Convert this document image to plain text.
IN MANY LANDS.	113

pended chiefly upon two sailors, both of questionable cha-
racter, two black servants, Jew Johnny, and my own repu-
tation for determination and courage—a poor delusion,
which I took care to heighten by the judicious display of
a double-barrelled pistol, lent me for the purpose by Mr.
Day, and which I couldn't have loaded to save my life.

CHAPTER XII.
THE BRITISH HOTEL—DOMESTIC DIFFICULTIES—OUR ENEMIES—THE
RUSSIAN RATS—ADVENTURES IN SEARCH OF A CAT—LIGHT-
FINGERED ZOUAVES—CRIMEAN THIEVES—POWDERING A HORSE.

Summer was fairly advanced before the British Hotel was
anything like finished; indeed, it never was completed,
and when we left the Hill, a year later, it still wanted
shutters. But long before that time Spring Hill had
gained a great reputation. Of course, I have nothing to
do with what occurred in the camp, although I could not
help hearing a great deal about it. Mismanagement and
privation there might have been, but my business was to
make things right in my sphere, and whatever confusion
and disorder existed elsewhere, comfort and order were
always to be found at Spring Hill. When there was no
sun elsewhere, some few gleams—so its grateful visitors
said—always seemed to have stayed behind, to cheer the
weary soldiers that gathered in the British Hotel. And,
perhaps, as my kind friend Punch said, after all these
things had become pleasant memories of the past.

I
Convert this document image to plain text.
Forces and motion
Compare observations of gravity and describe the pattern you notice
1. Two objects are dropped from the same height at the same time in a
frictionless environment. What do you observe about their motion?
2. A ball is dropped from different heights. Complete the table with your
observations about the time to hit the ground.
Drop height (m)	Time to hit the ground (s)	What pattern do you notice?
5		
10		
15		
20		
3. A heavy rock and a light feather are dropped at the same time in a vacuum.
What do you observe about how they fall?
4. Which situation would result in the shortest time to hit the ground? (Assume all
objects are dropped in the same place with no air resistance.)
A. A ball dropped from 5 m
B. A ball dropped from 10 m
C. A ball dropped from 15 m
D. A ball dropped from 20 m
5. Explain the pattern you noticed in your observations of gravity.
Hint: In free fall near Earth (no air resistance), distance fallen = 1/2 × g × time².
◆ ◆ ◆ ◆
* **TO BE DONE**:
Repeat each record exactly, leaving nothing out.

* **SOLVED PROBLEM**:
Convert this document image to plain text.
IN MANY LANDS.	113

pended chiefly upon two sailors, both of questionable cha-
racter, two black servants, Jew Johnny, and my own repu-
tation for determination and courage—a poor delusion,
which I took care to heighten by the judicious display of
a double-barrelled pistol, lent me for the purpose by Mr.
Day, and which I couldn't have loaded to save my life.

CHAPTER XII.
THE BRITISH HOTEL—DOMESTIC DIFFICULTIES—OUR ENEMIES—THE
RUSSIAN RATS—ADVENTURES IN SEARCH OF A CAT—LIGHT-
FINGERED ZOUAVES—CRIMEAN THIEVES—POWDERING A HORSE.

Summer was fairly advanced before the British Hotel was
anything like finished; indeed, it never was completed,
and when we left the Hill, a year later, it still wanted
shutters. But long before that time Spring Hill had
gained a great reputation. Of course, I have nothing to
do with what occurred in the camp, although I could not
help hearing a great deal about it. Mismanagement and
privation there might have been, but my business was to
make things right in my sphere, and whatever confusion
and disorder existed elsewhere, comfort and order were
always to be found at Spring Hill. When there was no
sun elsewhere, some few gleams—so its grateful visitors
said—always seemed to have stayed behind, to cheer the
weary soldiers that gathered in the British Hotel. And,
perhaps, as my kind friend Punch said, after all these
things had become pleasant memories of the past.

I
Convert this document image to plain text.
Forces and motion
Compare observations of gravity and describe the pattern you notice
1. Two objects are dropped from the same height at the same time in a
frictionless environment. What do you observe about their motion?
2. A ball is dropped from different heights. Complete the table with your
observations about the time to hit the ground.
Drop height (m)	Time to hit the ground (s)	What pattern do you notice?
5		
10		
15		
20		
3. A heavy rock and a light feather are dropped at the same time in a vacuum.
What do you observe about how they fall?
4. Which situation would result in the shortest time to hit the ground? (Assume all
objects are dropped in the same place with no air resistance.)
A. A ball dropped from 5 m
B. A ball dropped from 10 m
C. A ball dropped from 15 m
D. A ball dropped from 20 m
5. Explain the pattern you noticed in your observations of gravity.
Hint: In free fall near Earth (no air resistance), distance fallen = 1/2 × g × time².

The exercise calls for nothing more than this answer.